## Stated goal
Identify and pull out each line of the entries in which "Índices" occurs.

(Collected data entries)
::::::

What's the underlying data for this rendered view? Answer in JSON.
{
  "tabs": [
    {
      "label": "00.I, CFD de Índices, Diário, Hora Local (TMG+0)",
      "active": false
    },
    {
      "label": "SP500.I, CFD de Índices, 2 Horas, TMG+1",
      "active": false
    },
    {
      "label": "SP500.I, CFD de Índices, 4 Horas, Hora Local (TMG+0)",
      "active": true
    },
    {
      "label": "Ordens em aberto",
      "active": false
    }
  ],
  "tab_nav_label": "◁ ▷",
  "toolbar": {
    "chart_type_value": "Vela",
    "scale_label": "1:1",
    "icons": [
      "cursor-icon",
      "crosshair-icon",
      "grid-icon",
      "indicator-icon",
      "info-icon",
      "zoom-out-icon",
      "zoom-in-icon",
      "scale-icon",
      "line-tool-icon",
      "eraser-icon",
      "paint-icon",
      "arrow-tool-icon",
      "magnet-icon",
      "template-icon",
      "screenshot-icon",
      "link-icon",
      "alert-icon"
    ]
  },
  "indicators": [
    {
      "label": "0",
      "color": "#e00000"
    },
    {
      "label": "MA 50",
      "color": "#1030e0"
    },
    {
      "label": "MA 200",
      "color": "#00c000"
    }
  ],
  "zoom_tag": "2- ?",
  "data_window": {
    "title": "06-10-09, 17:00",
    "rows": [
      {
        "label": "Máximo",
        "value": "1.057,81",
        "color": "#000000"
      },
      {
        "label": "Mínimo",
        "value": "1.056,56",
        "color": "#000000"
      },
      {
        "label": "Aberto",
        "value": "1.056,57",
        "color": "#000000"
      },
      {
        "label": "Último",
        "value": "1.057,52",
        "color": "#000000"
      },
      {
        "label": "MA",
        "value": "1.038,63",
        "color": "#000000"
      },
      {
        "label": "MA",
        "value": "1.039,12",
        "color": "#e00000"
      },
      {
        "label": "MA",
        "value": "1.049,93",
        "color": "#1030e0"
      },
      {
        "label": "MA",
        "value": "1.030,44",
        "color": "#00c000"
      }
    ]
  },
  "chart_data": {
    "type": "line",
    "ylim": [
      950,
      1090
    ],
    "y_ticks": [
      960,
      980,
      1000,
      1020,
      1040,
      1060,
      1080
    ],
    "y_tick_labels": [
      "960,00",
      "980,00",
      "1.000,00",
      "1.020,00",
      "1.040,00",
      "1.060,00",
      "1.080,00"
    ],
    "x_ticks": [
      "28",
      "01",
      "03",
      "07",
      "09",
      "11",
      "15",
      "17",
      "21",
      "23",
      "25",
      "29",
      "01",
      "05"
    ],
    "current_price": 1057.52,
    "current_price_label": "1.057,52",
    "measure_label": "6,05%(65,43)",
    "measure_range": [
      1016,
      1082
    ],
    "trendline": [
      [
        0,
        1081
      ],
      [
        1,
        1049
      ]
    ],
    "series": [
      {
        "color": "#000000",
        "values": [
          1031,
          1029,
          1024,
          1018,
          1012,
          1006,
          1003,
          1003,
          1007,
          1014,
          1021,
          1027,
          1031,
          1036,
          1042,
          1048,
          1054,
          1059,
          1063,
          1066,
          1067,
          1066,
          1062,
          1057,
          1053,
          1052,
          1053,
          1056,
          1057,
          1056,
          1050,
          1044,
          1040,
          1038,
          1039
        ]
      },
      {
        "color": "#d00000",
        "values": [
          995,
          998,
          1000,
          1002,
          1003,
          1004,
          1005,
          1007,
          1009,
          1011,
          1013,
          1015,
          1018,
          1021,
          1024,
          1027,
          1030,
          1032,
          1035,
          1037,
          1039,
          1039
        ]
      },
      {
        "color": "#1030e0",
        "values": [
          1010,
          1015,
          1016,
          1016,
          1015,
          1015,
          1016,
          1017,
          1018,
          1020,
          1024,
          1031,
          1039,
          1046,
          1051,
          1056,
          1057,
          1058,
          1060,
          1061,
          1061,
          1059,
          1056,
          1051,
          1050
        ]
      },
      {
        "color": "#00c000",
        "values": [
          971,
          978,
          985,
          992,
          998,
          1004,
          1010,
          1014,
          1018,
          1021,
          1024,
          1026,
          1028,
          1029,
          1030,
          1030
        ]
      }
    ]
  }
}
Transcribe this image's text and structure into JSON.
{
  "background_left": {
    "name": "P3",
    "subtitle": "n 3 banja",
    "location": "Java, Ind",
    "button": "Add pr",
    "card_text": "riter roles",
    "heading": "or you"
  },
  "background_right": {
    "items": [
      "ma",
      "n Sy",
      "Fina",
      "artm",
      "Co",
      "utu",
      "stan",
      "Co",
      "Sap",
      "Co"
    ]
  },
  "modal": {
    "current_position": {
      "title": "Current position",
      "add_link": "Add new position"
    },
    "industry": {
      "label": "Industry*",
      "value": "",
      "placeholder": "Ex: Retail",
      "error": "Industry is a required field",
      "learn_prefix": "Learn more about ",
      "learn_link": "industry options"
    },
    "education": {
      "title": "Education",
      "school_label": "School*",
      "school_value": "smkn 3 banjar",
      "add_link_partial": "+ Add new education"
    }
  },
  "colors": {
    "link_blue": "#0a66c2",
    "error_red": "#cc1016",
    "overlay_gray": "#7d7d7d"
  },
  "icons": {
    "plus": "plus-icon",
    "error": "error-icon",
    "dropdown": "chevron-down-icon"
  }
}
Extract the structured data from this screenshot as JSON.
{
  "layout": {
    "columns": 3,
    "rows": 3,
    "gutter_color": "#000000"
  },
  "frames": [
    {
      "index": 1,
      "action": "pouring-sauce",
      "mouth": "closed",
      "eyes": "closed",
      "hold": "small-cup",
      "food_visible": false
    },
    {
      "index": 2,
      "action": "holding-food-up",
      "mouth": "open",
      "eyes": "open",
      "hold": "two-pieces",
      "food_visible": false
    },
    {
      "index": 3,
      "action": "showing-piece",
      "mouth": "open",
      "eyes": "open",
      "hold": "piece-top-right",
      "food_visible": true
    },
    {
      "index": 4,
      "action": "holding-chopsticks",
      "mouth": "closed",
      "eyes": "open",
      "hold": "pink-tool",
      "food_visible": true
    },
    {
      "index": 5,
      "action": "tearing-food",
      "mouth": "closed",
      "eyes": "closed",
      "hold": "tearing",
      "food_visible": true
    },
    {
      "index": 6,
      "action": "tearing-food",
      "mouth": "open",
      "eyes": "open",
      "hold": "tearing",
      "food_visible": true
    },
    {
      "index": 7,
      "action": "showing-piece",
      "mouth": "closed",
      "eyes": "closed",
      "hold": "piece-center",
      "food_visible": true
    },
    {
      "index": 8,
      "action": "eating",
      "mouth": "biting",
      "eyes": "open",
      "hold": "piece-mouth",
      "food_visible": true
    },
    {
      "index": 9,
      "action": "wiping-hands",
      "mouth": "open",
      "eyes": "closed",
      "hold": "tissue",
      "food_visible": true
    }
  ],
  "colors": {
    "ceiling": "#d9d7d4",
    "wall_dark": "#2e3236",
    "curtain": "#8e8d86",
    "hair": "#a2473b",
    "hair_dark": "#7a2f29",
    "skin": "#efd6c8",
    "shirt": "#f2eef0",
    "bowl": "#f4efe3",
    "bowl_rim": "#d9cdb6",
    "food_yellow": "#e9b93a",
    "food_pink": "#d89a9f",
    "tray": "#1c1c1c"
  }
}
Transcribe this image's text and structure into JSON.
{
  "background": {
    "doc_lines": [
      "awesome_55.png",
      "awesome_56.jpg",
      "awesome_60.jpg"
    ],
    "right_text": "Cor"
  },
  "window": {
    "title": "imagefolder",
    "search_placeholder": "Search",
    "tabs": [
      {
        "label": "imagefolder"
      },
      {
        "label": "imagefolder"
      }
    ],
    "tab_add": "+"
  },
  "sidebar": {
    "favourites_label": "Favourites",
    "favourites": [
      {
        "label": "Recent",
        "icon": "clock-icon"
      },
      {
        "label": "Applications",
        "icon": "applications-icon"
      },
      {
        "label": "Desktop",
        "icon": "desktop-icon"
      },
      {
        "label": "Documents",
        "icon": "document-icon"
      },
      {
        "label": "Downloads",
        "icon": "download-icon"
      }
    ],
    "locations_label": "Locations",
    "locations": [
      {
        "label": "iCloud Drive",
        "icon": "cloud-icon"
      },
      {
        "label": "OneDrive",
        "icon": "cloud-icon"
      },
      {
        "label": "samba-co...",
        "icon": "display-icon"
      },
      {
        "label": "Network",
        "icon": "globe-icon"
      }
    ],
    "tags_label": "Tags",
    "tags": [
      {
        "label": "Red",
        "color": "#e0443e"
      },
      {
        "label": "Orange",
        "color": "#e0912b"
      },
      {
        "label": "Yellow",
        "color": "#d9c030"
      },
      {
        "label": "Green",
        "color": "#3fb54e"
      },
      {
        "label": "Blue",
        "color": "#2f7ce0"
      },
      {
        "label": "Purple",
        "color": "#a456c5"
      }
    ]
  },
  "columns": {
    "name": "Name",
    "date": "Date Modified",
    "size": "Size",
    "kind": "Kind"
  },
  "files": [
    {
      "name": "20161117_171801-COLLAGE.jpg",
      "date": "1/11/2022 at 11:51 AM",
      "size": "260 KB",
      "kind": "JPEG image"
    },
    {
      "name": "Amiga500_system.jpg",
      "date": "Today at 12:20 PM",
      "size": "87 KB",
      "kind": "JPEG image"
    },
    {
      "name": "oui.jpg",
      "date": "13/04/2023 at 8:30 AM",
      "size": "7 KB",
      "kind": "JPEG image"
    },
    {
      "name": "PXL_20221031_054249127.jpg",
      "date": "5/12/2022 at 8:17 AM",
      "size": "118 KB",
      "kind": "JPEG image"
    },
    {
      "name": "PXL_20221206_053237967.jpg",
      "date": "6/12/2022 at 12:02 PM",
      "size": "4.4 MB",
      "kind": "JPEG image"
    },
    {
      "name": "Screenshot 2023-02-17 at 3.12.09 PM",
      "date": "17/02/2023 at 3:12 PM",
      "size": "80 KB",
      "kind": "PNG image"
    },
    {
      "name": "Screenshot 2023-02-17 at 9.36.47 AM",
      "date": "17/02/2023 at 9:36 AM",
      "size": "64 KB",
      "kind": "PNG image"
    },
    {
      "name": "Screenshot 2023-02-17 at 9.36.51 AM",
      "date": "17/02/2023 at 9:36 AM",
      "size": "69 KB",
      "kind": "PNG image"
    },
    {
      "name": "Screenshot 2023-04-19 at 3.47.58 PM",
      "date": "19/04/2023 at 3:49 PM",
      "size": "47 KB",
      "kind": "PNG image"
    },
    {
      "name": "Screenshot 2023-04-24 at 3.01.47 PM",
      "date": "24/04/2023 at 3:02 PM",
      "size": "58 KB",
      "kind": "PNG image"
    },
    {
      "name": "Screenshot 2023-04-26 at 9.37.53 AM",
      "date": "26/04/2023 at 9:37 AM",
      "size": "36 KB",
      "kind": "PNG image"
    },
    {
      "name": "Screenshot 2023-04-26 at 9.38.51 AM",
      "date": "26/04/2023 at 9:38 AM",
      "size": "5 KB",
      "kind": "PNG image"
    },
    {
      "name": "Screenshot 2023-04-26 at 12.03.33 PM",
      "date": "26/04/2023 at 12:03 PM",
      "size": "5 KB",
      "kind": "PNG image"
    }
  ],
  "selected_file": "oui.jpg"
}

::::::

## Answer for this exercise
      "label": "00.I, CFD de Índices, Diário, Hora Local (TMG+0)",
      "label": "SP500.I, CFD de Índices, 2 Horas, TMG+1",
      "label": "SP500.I, CFD de Índices, 4 Horas, Hora Local (TMG+0)",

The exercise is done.